— Given instruction —
Give the number of lines in the data that contain "anche", and nothing more.

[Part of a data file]
/---

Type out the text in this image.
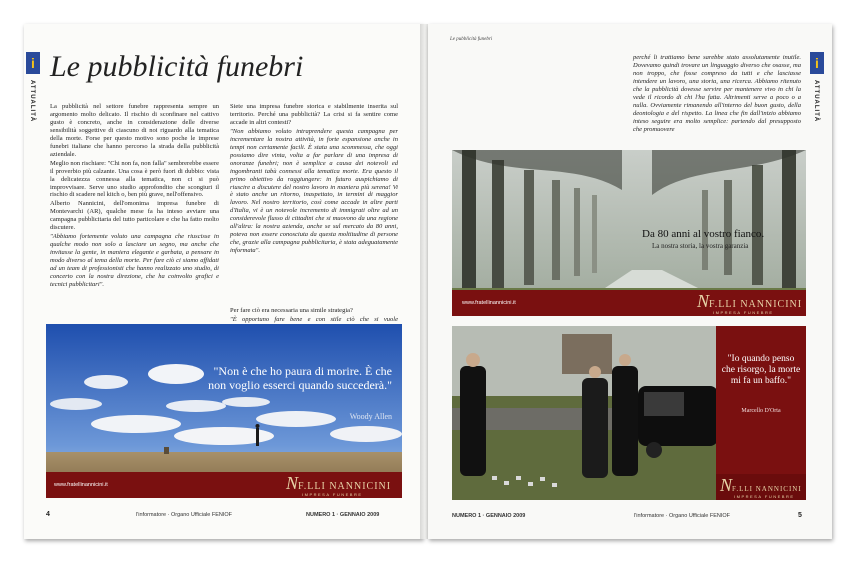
i
ATTUALITÀ
Le pubblicità funebri

La pubblicità nel settore funebre rappresenta sempre un argomento molto delicato. Il rischio di sconfinare nel cattivo gusto è concreto, anche in considerazione delle diverse sensibilità soggettive di ciascuno di noi riguardo alla tematica della morte. Forse per questo motivo sono poche le imprese funebri italiane che hanno percorso la strada della pubblicità aziendale.

Meglio non rischiare: "Chi non fa, non falla" sembrerebbe essere il proverbio più calzante. Una cosa è però fuori di dubbio: vista la delicatezza connessa alla tematica, non ci si può improvvisare. Serve uno studio approfondito che scongiuri il rischio di scadere nel kitch o, ben più grave, nell'offensivo.

Alberto Nannicini, dell'omonima impresa funebre di Montevarchi (AR), qualche mese fa ha inteso avviare una campagna pubblicitaria del tutto particolare e che ha fatto molto discutere.

"Abbiamo fortemente voluto una campagna che riuscisse in qualche modo non solo a lasciare un segno, ma anche che invitasse la gente, in maniera elegante e garbata, a pensare in modo diverso al tema della morte. Per fare ciò ci siamo affidati ad un team di professionisti che hanno realizzato uno studio, di concerto con la nostra direzione, che ha coinvolto grafici e tecnici pubblicitari".

Siete una impresa funebre storica e stabilmente inserita sul territorio. Perché una pubblicità? La crisi si fa sentire come accade in altri contesti?

"Non abbiamo voluto intraprendere questa campagna per incrementare la nostra attività, in forte espansione anche in tempi non certamente facili. È stata una scommessa, che oggi possiamo dire vinta, volta a far parlare di una impresa di onoranze funebri; non è semplice a causa dei notevoli ed ingombranti tabù connessi alla tematica morte. Era questo il primo obiettivo da raggiungere: in futuro auspichiamo di riuscire a discutere del nostro lavoro in maniera più serena! Vi è stato anche un ritorno, inaspettato, in termini di maggior lavoro. Nel nostro territorio, così come accade in altre parti d'Italia, vi è un notevole incremento di immigrati oltre ad un considerevole flusso di cittadini che si muovono da una regione all'altra: la nostra azienda, anche se sul mercato da 80 anni, poteva non essere conosciuta da questa moltitudine di persone che, grazie alla campagna pubblicitaria, è stata adeguatamente informata".

Per fare ciò era necessaria una simile strategia?

"È opportuno fare bene e con stile ciò che si vuole

"Non è che ho paura di morire. È che non voglio esserci quando succederà."
Woody Allen
www.fratellinannicini.it	NF.LLI NANNICINI
IMPRESA FUNEBRE
4	l'informatore · Organo Ufficiale FENIOF	NUMERO 1 · GENNAIO 2009
Le pubblicità funebri
i
ATTUALITÀ

perché li trattiamo bene sarebbe stato assolutamente inutile. Dovevamo quindi trovare un linguaggio diverso che osasse, ma non troppo, che fosse compreso da tutti e che lasciasse intendere un lavoro, una storia, una ricerca. Abbiamo ritenuto che la pubblicità dovesse servire per mantenere vivo in chi la vede il ricordo di chi l'ha fatta. Altrimenti serve a poco o a nulla. Ovviamente rimanendo all'interno del buon gusto, della deontologia e del rispetto. La linea che fin dall'inizio abbiamo inteso seguire era molto semplice: partendo dal presupposto che promuovere

Da 80 anni al vostro fianco.
La nostra storia, la vostra garanzia
www.fratellinannicini.it	NF.LLI NANNICINI
IMPRESA FUNEBRE
"Io quando penso che risorgo, la morte mi fa un baffo."
Marcello D'Orta
NF.LLI NANNICINI
IMPRESA FUNEBRE
NUMERO 1 · GENNAIO 2009	l'informatore · Organo Ufficiale FENIOF	5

\---

— Response to the task —
3